-- INSTRUCTION --
Comb through the entries for "JSON" and pull out each line that holds it.

-- THE RECORDS --
==================================================
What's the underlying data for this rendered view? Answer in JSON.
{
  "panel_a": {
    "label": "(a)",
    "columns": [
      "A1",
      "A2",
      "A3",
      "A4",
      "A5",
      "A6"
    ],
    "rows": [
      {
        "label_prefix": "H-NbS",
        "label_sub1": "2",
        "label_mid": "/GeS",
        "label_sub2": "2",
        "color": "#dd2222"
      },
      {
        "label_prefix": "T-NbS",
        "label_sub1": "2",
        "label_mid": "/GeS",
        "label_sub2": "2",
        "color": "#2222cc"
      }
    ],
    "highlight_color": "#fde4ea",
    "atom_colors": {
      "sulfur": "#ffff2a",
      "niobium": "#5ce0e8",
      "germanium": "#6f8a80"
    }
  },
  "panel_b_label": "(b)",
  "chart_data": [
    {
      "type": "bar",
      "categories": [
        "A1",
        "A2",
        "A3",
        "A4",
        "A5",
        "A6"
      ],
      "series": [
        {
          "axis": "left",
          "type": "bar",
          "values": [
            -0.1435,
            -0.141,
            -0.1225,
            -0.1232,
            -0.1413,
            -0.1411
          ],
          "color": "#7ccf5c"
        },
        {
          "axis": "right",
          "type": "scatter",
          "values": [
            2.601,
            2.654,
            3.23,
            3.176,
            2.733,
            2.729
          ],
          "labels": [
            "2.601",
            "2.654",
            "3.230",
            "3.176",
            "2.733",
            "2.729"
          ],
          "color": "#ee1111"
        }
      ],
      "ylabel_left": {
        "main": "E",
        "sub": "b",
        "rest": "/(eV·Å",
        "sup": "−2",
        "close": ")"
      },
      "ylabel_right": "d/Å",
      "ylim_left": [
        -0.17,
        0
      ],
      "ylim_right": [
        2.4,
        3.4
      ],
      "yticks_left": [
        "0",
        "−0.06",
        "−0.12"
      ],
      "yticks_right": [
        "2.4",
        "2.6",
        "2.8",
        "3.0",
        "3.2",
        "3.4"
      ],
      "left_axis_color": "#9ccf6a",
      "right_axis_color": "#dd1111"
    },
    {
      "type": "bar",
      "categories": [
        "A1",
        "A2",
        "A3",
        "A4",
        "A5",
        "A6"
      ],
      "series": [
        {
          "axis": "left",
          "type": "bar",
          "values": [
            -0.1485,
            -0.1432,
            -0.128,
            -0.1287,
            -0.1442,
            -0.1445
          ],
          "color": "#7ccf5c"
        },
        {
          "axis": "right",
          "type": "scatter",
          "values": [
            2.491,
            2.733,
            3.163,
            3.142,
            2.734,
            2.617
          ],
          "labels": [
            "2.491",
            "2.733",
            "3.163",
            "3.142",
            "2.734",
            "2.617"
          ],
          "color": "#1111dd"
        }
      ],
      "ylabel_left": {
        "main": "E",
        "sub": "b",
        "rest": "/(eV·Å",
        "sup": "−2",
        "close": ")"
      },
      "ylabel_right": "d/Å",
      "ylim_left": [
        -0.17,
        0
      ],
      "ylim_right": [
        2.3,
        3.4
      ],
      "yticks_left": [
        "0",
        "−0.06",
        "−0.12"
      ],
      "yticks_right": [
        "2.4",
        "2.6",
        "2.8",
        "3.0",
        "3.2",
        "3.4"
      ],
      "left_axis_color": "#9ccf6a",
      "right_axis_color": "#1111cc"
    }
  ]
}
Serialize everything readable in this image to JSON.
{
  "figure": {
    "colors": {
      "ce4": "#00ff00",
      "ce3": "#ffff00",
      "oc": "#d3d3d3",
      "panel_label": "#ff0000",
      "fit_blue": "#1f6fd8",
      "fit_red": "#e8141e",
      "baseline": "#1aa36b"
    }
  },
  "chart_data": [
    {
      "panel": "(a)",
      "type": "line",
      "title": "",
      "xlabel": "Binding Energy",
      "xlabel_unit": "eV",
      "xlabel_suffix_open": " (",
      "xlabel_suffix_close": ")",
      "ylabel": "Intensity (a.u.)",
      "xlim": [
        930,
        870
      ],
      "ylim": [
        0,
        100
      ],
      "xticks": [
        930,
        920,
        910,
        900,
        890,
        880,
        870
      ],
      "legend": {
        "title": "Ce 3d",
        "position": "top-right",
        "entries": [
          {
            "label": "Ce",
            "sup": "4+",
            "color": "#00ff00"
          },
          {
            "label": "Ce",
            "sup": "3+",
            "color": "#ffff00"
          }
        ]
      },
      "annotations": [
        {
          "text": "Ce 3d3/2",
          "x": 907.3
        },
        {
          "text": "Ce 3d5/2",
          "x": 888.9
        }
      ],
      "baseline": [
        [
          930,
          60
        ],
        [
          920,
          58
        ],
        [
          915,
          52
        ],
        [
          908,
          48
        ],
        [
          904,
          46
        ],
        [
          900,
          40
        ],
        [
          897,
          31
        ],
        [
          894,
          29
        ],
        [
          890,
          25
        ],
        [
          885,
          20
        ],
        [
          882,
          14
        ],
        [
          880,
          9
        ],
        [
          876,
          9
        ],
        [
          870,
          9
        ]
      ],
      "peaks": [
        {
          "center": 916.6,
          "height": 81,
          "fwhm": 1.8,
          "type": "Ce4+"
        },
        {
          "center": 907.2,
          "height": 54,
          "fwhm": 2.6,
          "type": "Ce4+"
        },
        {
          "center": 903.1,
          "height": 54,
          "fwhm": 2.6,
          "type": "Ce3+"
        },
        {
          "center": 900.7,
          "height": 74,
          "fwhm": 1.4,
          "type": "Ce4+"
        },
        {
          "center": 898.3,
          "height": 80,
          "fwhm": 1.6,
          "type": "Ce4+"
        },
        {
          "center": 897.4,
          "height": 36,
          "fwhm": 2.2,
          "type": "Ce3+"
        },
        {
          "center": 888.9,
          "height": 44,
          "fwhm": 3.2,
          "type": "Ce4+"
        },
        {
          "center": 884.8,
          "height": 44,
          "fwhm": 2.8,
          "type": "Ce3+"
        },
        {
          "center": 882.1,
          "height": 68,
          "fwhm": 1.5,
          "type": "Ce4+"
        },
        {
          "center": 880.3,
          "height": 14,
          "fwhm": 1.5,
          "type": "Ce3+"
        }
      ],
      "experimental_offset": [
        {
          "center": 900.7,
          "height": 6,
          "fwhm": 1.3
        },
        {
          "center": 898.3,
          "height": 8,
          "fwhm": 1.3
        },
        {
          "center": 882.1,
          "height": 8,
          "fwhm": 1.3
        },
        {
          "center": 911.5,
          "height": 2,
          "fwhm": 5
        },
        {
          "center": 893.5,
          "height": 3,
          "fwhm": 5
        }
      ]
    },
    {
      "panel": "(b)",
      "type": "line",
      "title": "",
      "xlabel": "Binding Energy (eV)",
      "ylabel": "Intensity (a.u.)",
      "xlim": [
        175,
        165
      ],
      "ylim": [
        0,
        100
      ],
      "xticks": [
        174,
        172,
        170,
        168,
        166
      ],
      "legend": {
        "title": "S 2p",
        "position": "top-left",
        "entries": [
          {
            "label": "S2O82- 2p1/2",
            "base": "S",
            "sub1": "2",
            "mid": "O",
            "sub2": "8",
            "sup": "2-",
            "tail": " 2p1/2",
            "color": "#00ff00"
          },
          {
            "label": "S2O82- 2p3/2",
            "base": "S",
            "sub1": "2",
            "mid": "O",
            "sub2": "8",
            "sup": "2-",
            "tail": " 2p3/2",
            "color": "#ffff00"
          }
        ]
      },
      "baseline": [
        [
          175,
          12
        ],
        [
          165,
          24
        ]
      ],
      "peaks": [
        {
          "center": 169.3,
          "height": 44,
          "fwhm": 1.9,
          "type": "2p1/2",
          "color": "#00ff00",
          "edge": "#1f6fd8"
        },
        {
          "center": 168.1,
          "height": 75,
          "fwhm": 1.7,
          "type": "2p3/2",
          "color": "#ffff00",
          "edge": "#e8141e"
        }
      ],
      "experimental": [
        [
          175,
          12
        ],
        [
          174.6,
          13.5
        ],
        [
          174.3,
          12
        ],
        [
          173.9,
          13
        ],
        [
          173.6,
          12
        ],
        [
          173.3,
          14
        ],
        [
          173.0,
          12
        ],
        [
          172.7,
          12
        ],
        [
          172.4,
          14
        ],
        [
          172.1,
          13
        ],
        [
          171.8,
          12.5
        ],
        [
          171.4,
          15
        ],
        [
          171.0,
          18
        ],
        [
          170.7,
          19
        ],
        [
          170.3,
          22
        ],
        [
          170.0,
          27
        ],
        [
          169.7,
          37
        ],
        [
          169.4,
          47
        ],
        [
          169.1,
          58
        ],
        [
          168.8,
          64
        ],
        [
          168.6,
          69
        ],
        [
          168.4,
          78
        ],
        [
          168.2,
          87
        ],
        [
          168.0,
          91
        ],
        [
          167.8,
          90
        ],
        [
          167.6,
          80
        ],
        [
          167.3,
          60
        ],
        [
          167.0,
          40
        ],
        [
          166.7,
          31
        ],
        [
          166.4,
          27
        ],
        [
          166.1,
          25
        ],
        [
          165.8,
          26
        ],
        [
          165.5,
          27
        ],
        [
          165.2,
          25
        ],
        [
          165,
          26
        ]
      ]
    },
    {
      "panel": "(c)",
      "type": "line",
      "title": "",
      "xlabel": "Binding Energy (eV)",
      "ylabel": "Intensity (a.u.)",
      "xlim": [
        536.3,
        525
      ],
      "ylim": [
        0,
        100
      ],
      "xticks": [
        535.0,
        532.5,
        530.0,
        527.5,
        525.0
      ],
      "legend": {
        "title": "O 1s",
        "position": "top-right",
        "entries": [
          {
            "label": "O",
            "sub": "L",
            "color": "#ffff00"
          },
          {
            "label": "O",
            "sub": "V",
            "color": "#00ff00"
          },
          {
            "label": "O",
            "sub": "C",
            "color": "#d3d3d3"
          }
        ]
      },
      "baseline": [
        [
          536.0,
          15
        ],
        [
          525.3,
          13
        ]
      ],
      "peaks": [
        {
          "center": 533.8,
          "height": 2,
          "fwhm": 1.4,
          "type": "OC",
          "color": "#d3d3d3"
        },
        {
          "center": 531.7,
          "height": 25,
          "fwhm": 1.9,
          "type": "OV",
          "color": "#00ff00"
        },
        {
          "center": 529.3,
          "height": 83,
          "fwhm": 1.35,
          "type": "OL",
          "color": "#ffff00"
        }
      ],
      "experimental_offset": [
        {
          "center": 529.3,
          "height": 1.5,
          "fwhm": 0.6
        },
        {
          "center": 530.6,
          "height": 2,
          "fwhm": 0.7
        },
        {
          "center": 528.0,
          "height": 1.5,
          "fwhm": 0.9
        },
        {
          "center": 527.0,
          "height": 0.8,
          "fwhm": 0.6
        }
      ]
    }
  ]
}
==================================================
-- REPLY TO THE TASK --
What's the underlying data for this rendered view? Answer in JSON.
Serialize everything readable in this image to JSON.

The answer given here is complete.